| Stated goal |
Your task is to locate every line holding the string "left" and to copy each of them.

>> start Listing

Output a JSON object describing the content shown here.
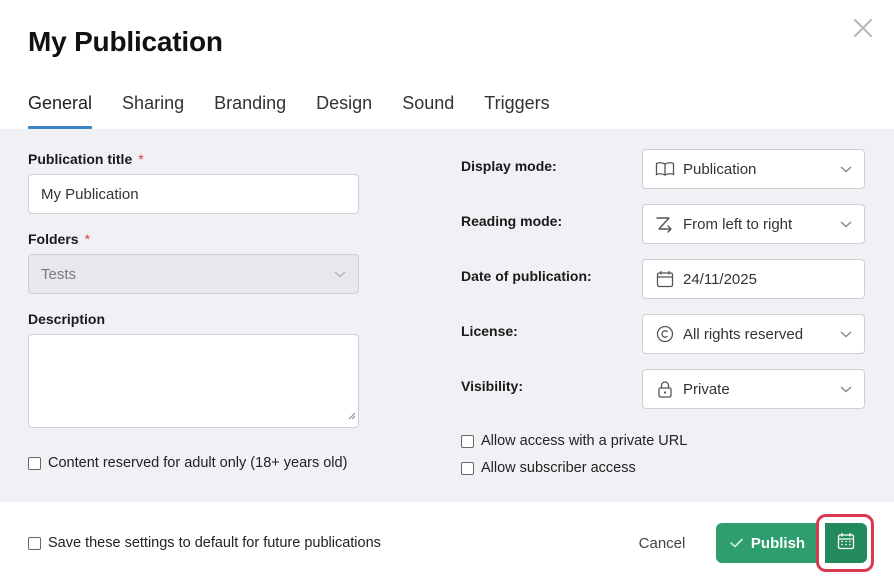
{
  "dialog": {
    "title": "My Publication",
    "tabs": [
      {
        "label": "General",
        "active": true
      },
      {
        "label": "Sharing"
      },
      {
        "label": "Branding"
      },
      {
        "label": "Design"
      },
      {
        "label": "Sound"
      },
      {
        "label": "Triggers"
      }
    ]
  },
  "left": {
    "title_label": "Publication title",
    "required_mark": "*",
    "title_value": "My Publication",
    "folders_label": "Folders",
    "folders_value": "Tests",
    "description_label": "Description",
    "description_value": "",
    "adult_label": "Content reserved for adult only (18+ years old)"
  },
  "right": {
    "display_mode_label": "Display mode:",
    "display_mode_value": "Publication",
    "reading_mode_label": "Reading mode:",
    "reading_mode_value": "From left to right",
    "date_label": "Date of publication:",
    "date_value": "24/11/2025",
    "license_label": "License:",
    "license_value": "All rights reserved",
    "visibility_label": "Visibility:",
    "visibility_value": "Private",
    "private_url_label": "Allow access with a private URL",
    "subscriber_label": "Allow subscriber access"
  },
  "footer": {
    "save_defaults_label": "Save these settings to default for future publications",
    "cancel_label": "Cancel",
    "publish_label": "Publish"
  },
  "colors": {
    "accent_tab": "#3b82c4",
    "publish_green": "#2e9e6e",
    "highlight_red": "#d93a4f",
    "panel_bg": "#eff1f4"
  }
}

>> end Listing

| Problem solution |
  "left": {
    "reading_mode_value": "From left to right",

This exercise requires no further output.